▶ **Objective**:
Each line of the material must be repeated precisely, with the pictures left out.

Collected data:
------------------------------------------------
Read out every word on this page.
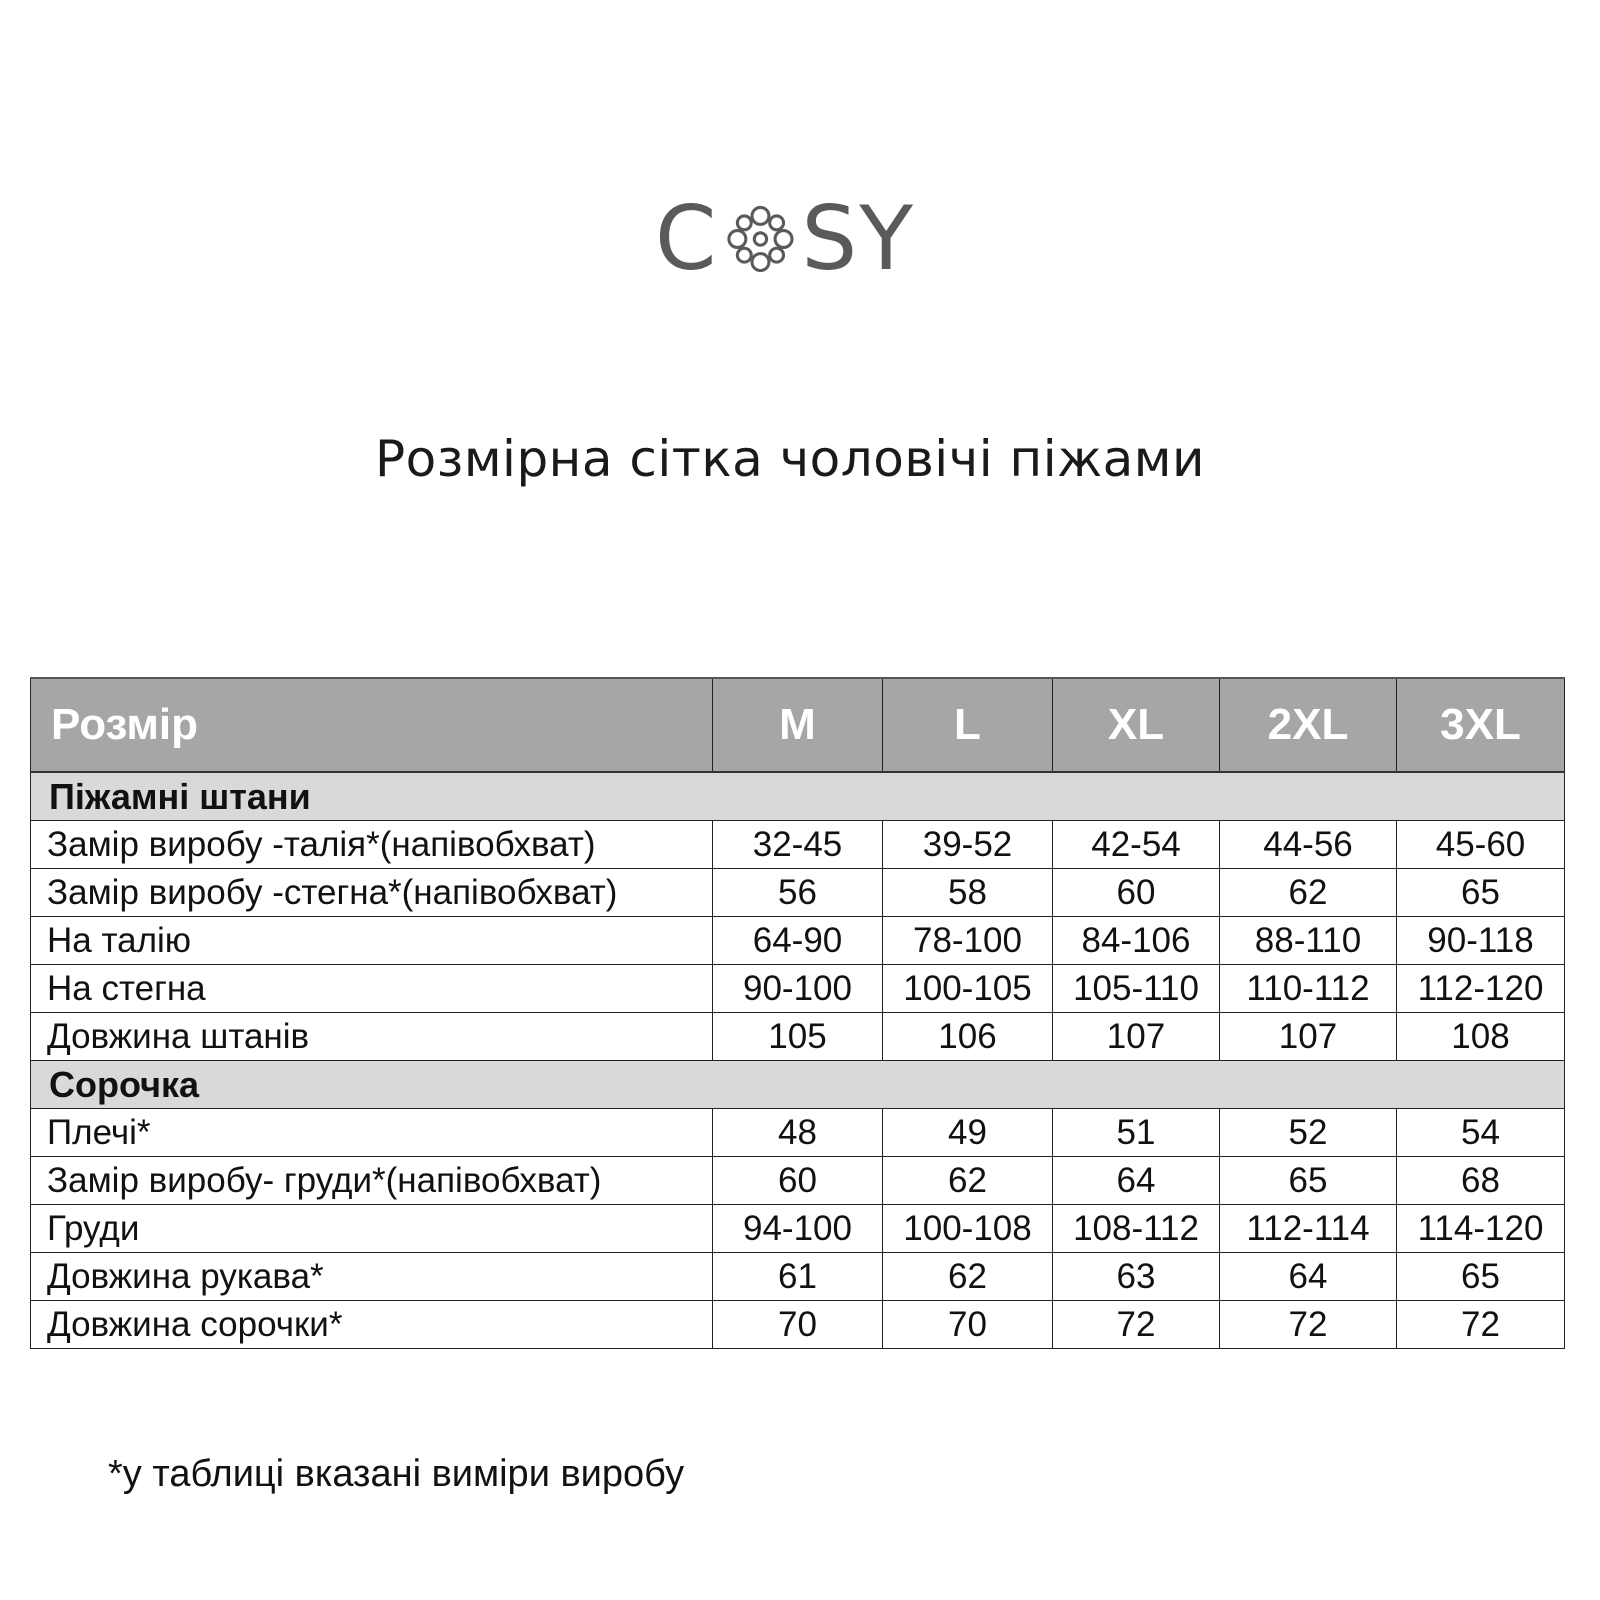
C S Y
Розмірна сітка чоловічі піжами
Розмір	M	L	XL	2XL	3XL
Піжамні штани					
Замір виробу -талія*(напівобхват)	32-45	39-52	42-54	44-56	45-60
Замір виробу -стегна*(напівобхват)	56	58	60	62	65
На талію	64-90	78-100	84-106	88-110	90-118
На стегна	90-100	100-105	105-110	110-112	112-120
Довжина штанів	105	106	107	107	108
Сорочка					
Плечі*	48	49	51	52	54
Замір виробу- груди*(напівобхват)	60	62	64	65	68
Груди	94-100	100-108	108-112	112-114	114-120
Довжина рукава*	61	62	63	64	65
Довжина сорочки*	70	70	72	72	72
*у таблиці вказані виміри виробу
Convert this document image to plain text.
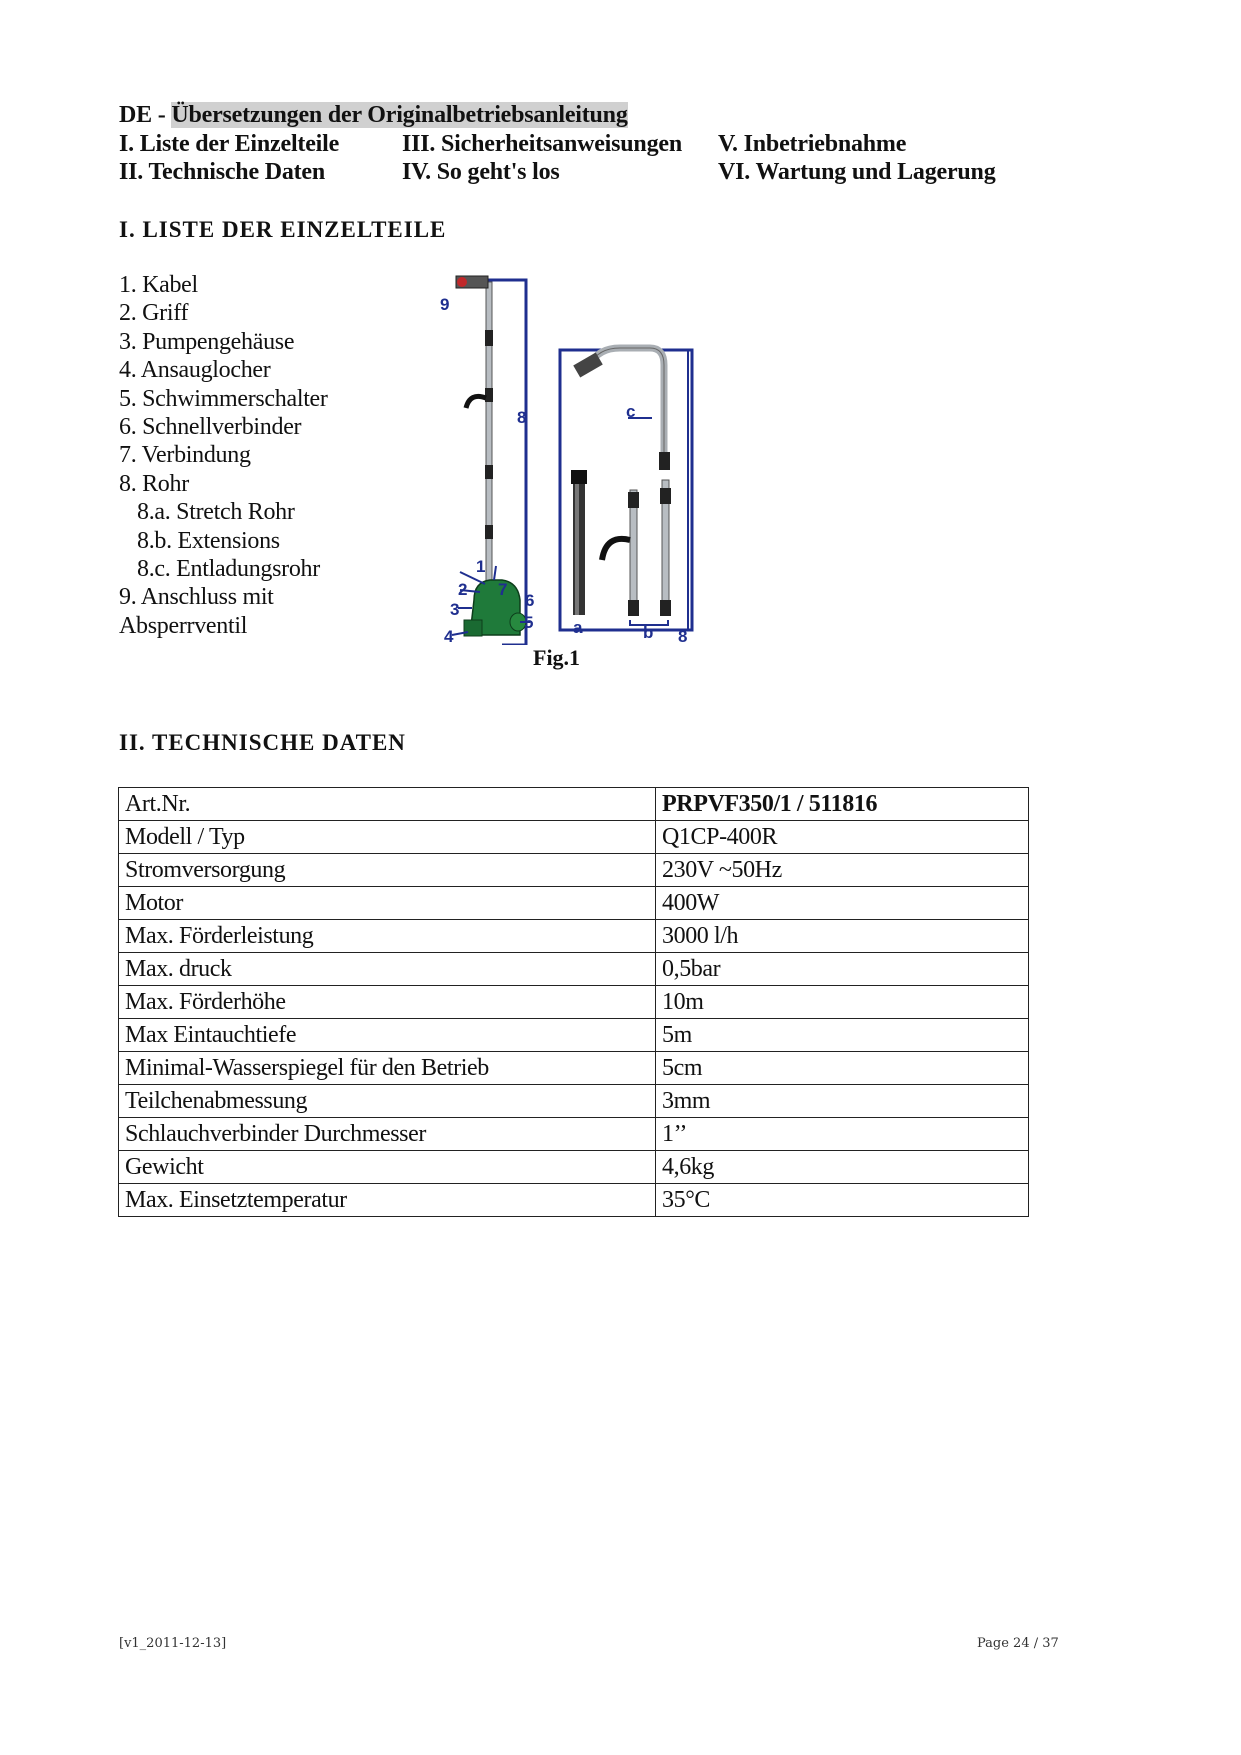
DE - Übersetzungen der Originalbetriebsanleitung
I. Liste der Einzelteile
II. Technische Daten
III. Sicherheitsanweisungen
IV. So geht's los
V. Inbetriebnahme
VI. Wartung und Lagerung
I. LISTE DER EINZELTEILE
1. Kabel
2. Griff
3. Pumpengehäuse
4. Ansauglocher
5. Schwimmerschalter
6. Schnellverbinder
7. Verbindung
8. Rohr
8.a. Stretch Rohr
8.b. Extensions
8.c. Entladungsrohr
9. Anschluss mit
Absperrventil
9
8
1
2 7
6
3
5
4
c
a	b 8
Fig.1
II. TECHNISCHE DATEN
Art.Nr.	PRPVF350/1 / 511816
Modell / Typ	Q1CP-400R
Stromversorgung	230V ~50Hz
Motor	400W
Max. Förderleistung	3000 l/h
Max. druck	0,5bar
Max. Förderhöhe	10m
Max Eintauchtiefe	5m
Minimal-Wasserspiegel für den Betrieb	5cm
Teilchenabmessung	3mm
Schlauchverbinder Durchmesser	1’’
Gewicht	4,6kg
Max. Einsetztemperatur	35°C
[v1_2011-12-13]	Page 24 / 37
------------------------------------------------
▶ **Task solution**:
Read out every word on this page.
C S Y
Розмірна сітка чоловічі піжами
Розмір	M	L	XL	2XL	3XL
Піжамні штани					
Замір виробу -талія*(напівобхват)	32-45	39-52	42-54	44-56	45-60
Замір виробу -стегна*(напівобхват)	56	58	60	62	65
На талію	64-90	78-100	84-106	88-110	90-118
На стегна	90-100	100-105	105-110	110-112	112-120
Довжина штанів	105	106	107	107	108
Сорочка					
Плечі*	48	49	51	52	54
Замір виробу- груди*(напівобхват)	60	62	64	65	68
Груди	94-100	100-108	108-112	112-114	114-120
Довжина рукава*	61	62	63	64	65
Довжина сорочки*	70	70	72	72	72
*у таблиці вказані виміри виробу
Convert this document image to plain text.
DE - Übersetzungen der Originalbetriebsanleitung
I. Liste der Einzelteile
II. Technische Daten
III. Sicherheitsanweisungen
IV. So geht's los
V. Inbetriebnahme
VI. Wartung und Lagerung
I. LISTE DER EINZELTEILE
1. Kabel
2. Griff
3. Pumpengehäuse
4. Ansauglocher
5. Schwimmerschalter
6. Schnellverbinder
7. Verbindung
8. Rohr
8.a. Stretch Rohr
8.b. Extensions
8.c. Entladungsrohr
9. Anschluss mit
Absperrventil
9
8
1
2 7
6
3
5
4
c
a	b 8
Fig.1
II. TECHNISCHE DATEN
Art.Nr.	PRPVF350/1 / 511816
Modell / Typ	Q1CP-400R
Stromversorgung	230V ~50Hz
Motor	400W
Max. Förderleistung	3000 l/h
Max. druck	0,5bar
Max. Förderhöhe	10m
Max Eintauchtiefe	5m
Minimal-Wasserspiegel für den Betrieb	5cm
Teilchenabmessung	3mm
Schlauchverbinder Durchmesser	1’’
Gewicht	4,6kg
Max. Einsetztemperatur	35°C
[v1_2011-12-13]	Page 24 / 37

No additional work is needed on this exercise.